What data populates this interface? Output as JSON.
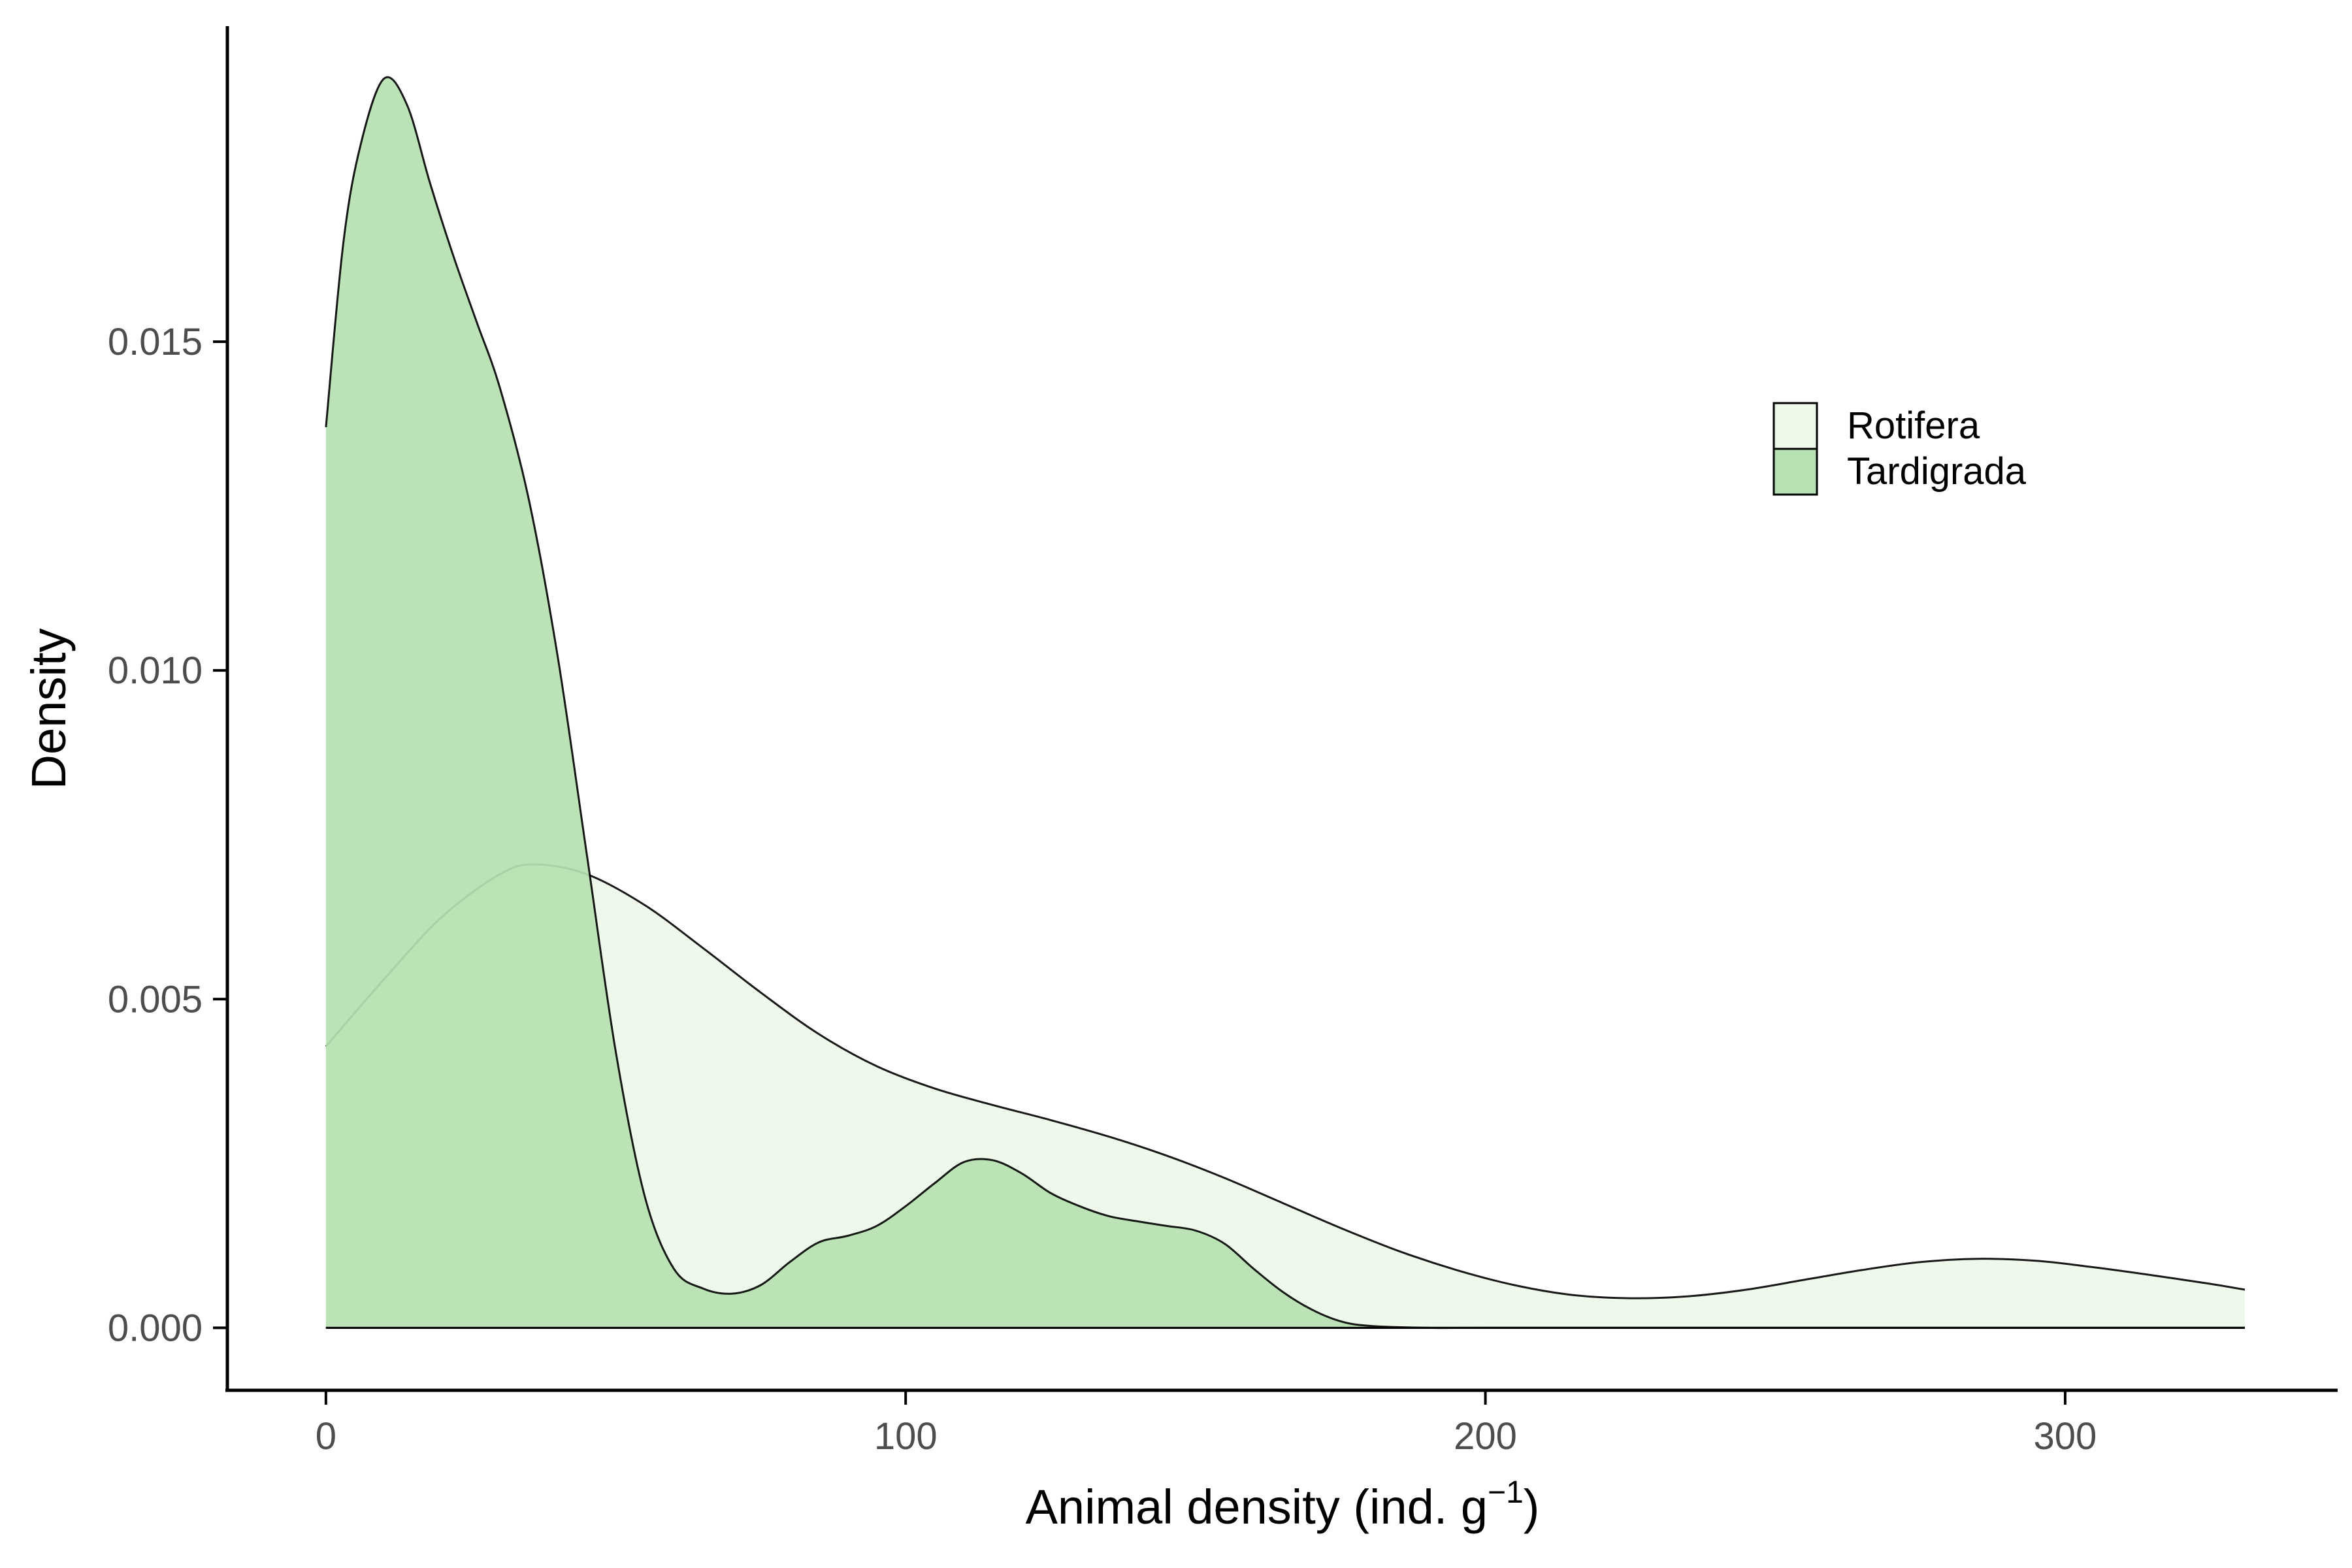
{
  "chart_data": {
    "type": "area",
    "title": "",
    "xlabel": "Animal density (ind. g",
    "xlabel_superscript": "−1",
    "xlabel_suffix": ")",
    "ylabel": "Density",
    "xlim": [
      -17,
      347
    ],
    "ylim": [
      -0.00095,
      0.0198
    ],
    "x_ticks": [
      0,
      100,
      200,
      300
    ],
    "x_tick_labels": [
      "0",
      "100",
      "200",
      "300"
    ],
    "y_ticks": [
      0,
      0.005,
      0.01,
      0.015
    ],
    "y_tick_labels": [
      "0.000",
      "0.005",
      "0.010",
      "0.015"
    ],
    "grid": false,
    "legend_position": "top-right",
    "series": [
      {
        "name": "Rotifera",
        "fill": "#edf8e9",
        "x": [
          0,
          10,
          20,
          30,
          36,
          45,
          55,
          65,
          75,
          85,
          95,
          105,
          115,
          125,
          135,
          145,
          155,
          165,
          175,
          185,
          195,
          205,
          215,
          225,
          235,
          245,
          255,
          265,
          275,
          285,
          295,
          305,
          315,
          325,
          331
        ],
        "values": [
          0.00428,
          0.0053,
          0.00625,
          0.0069,
          0.00705,
          0.0069,
          0.00643,
          0.00578,
          0.0051,
          0.00447,
          0.00398,
          0.00364,
          0.00339,
          0.00316,
          0.00291,
          0.00262,
          0.00228,
          0.0019,
          0.00152,
          0.00117,
          0.00088,
          0.00065,
          0.0005,
          0.00045,
          0.00048,
          0.00058,
          0.00073,
          0.00088,
          0.001,
          0.00105,
          0.00102,
          0.00092,
          0.0008,
          0.00067,
          0.00058
        ]
      },
      {
        "name": "Tardigrada",
        "fill": "#b6e1b1",
        "x": [
          0,
          3,
          6,
          10,
          14,
          18,
          22,
          26,
          30,
          35,
          40,
          45,
          50,
          55,
          60,
          65,
          70,
          75,
          80,
          85,
          90,
          95,
          100,
          105,
          110,
          115,
          120,
          125,
          130,
          135,
          140,
          145,
          150,
          155,
          160,
          165,
          170,
          175,
          180,
          190,
          200,
          250,
          300,
          331
        ],
        "values": [
          0.0137,
          0.0165,
          0.018,
          0.019,
          0.0186,
          0.0174,
          0.0163,
          0.0153,
          0.0143,
          0.0126,
          0.0102,
          0.0072,
          0.0042,
          0.002,
          0.0009,
          0.0006,
          0.00052,
          0.00065,
          0.001,
          0.0013,
          0.0014,
          0.00155,
          0.00185,
          0.0022,
          0.00252,
          0.00255,
          0.00235,
          0.00205,
          0.00185,
          0.0017,
          0.00162,
          0.00155,
          0.00148,
          0.00128,
          0.0009,
          0.00055,
          0.00028,
          0.0001,
          3e-05,
          0.0,
          0.0,
          0.0,
          0.0,
          0.0
        ]
      }
    ]
  }
}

=== TASK ===
All the lines above are to be given again exactly as they read, with the pictures removed.

=== TASK ANSWER ===
What data populates this interface? Output as JSON.
{
  "chart_data": {
    "type": "area",
    "title": "",
    "xlabel": "Animal density (ind. g",
    "xlabel_superscript": "−1",
    "xlabel_suffix": ")",
    "ylabel": "Density",
    "xlim": [
      -17,
      347
    ],
    "ylim": [
      -0.00095,
      0.0198
    ],
    "x_ticks": [
      0,
      100,
      200,
      300
    ],
    "x_tick_labels": [
      "0",
      "100",
      "200",
      "300"
    ],
    "y_ticks": [
      0,
      0.005,
      0.01,
      0.015
    ],
    "y_tick_labels": [
      "0.000",
      "0.005",
      "0.010",
      "0.015"
    ],
    "grid": false,
    "legend_position": "top-right",
    "series": [
      {
        "name": "Rotifera",
        "fill": "#edf8e9",
        "x": [
          0,
          10,
          20,
          30,
          36,
          45,
          55,
          65,
          75,
          85,
          95,
          105,
          115,
          125,
          135,
          145,
          155,
          165,
          175,
          185,
          195,
          205,
          215,
          225,
          235,
          245,
          255,
          265,
          275,
          285,
          295,
          305,
          315,
          325,
          331
        ],
        "values": [
          0.00428,
          0.0053,
          0.00625,
          0.0069,
          0.00705,
          0.0069,
          0.00643,
          0.00578,
          0.0051,
          0.00447,
          0.00398,
          0.00364,
          0.00339,
          0.00316,
          0.00291,
          0.00262,
          0.00228,
          0.0019,
          0.00152,
          0.00117,
          0.00088,
          0.00065,
          0.0005,
          0.00045,
          0.00048,
          0.00058,
          0.00073,
          0.00088,
          0.001,
          0.00105,
          0.00102,
          0.00092,
          0.0008,
          0.00067,
          0.00058
        ]
      },
      {
        "name": "Tardigrada",
        "fill": "#b6e1b1",
        "x": [
          0,
          3,
          6,
          10,
          14,
          18,
          22,
          26,
          30,
          35,
          40,
          45,
          50,
          55,
          60,
          65,
          70,
          75,
          80,
          85,
          90,
          95,
          100,
          105,
          110,
          115,
          120,
          125,
          130,
          135,
          140,
          145,
          150,
          155,
          160,
          165,
          170,
          175,
          180,
          190,
          200,
          250,
          300,
          331
        ],
        "values": [
          0.0137,
          0.0165,
          0.018,
          0.019,
          0.0186,
          0.0174,
          0.0163,
          0.0153,
          0.0143,
          0.0126,
          0.0102,
          0.0072,
          0.0042,
          0.002,
          0.0009,
          0.0006,
          0.00052,
          0.00065,
          0.001,
          0.0013,
          0.0014,
          0.00155,
          0.00185,
          0.0022,
          0.00252,
          0.00255,
          0.00235,
          0.00205,
          0.00185,
          0.0017,
          0.00162,
          0.00155,
          0.00148,
          0.00128,
          0.0009,
          0.00055,
          0.00028,
          0.0001,
          3e-05,
          0.0,
          0.0,
          0.0,
          0.0,
          0.0
        ]
      }
    ]
  }
}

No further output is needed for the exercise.